DOCUMENT SEGMENT →
....

The Boer War also brought a heavy casualty list. The usual number given for Australia’s dead, around 600, seems modest enough until supplemented by the likely toll among the thousands of men who fought in units raised in South Africa. If, as seems likely, a thousand Australians died in the Boer War, it was a noticeable loss in a male population only a third of the size of the Vietnam War generation. And like Vietnam, there was no great victory to point to, no moment when Australians seemed to have tipped the balance, no higher cause that seemed to make it all worthwhile. It became more satisfying to see the conflict not as a dull, disappointing drama in itself but as a forgivably patchy rehearsal for something greater to come. Australia had federated halfway during the war and could look forward, as nations and perhaps even proto-nations were supposed to do, to a bloody test of their worth. Australians were ready to embrace the next war as a new beginning.
Preparations for that war began soon after Federation, well before it was clear where the fighting would be and who the enemy was, and the result was a social and financial upheaval. Contrary to the folk tales of C.J. Dennis and Charles Bean,38 the soldiers and sailors who came to fight in World War I were not so much products of rough city neighbourhoods and the self-reliance bred in the bush, but of much costly and uncomfortable military reform.
Talk of such reform began in 1905, but the hard and expensive work kicked off only in 1911, when teenage boys were forced into compulsory cadet drill. A year later the old force of volunteers, already reformed and partly transformed into a voluntary militia, gave way to a real, compulsory militia organised and funded by government, and trained and administered by professional soldiers. Half of all young men who turned eighteen in 1912 were obliged to serve. Slowly, year by year, a part-time army of seven infantry divisions and seven cavalry brigades emerged. One of its aims was to give Australia something like the military clout of Belgium or Romania – enough to warn off Japan, planning an empire in east Asia, and to prepare men to fight in a likely war in Europe against Imperial Germany, the British empire’s most serious rival since Napoleonic France. There was also a domestic motive, particularly popular with some parents and clergymen, of inculcating toughness and patriotism among a new generation widely suspected of addiction to sport and cigarettes, to cinema and soft living. Perhaps best of all, the militia would be strictly territorial in its organisation, with just one unit for each town or suburb, leaving no room for the ethnic regiments that many Australians now feared as divisive. Whatever its motives, it all seemed a bold initiative – ‘a proclamation of historic importance’, as Boston’s Christian Science Monitor put it39 – and another example of how a newly federated Australia was becoming a laboratory of political and social reform.

....

EXTRACTED INFORMATION →
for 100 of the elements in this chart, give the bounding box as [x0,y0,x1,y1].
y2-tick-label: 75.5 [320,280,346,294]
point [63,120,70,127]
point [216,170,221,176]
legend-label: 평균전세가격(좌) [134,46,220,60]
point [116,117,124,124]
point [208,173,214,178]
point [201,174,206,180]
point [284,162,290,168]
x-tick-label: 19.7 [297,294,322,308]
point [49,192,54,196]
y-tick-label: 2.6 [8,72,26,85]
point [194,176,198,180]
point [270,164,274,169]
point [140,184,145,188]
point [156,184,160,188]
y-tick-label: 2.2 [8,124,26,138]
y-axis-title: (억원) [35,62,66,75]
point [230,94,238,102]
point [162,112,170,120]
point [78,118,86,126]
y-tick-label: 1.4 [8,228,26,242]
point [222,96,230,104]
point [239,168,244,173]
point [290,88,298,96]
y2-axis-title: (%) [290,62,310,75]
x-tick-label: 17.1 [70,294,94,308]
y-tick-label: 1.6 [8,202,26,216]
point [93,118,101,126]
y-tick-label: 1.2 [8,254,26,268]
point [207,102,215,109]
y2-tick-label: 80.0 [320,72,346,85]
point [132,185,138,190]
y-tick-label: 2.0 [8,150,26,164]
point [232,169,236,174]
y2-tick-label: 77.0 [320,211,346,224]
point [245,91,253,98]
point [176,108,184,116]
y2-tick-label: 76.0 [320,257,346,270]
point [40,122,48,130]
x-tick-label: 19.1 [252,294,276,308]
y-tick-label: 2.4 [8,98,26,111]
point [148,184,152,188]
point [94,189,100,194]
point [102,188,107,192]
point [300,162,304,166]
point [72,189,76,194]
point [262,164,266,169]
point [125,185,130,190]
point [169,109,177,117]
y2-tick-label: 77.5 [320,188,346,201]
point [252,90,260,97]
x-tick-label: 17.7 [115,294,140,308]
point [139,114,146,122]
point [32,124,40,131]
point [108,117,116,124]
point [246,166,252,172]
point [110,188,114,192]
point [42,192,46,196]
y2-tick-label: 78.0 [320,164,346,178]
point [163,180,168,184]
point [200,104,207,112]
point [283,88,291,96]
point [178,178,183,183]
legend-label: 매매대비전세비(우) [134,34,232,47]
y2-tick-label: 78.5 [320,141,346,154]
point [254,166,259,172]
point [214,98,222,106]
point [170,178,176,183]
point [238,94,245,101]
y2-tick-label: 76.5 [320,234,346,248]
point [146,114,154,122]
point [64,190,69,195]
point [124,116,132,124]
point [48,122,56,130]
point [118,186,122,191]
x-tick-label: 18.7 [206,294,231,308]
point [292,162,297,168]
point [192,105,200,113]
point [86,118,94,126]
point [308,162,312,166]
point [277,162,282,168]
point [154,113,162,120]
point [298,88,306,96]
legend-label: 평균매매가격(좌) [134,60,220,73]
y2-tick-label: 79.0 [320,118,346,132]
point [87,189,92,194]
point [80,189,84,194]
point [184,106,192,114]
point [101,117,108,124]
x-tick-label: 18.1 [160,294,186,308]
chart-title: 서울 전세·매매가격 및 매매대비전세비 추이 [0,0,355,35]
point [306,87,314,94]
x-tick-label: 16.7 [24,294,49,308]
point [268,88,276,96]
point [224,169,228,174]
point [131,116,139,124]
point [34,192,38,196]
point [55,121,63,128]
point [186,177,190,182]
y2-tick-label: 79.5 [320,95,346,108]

....

TASK DETAILS → In the passage on Australia and the Boer War, in what year were teenage boys forced into compulsory cadet drill?

CORRECT RESPONSE → 1911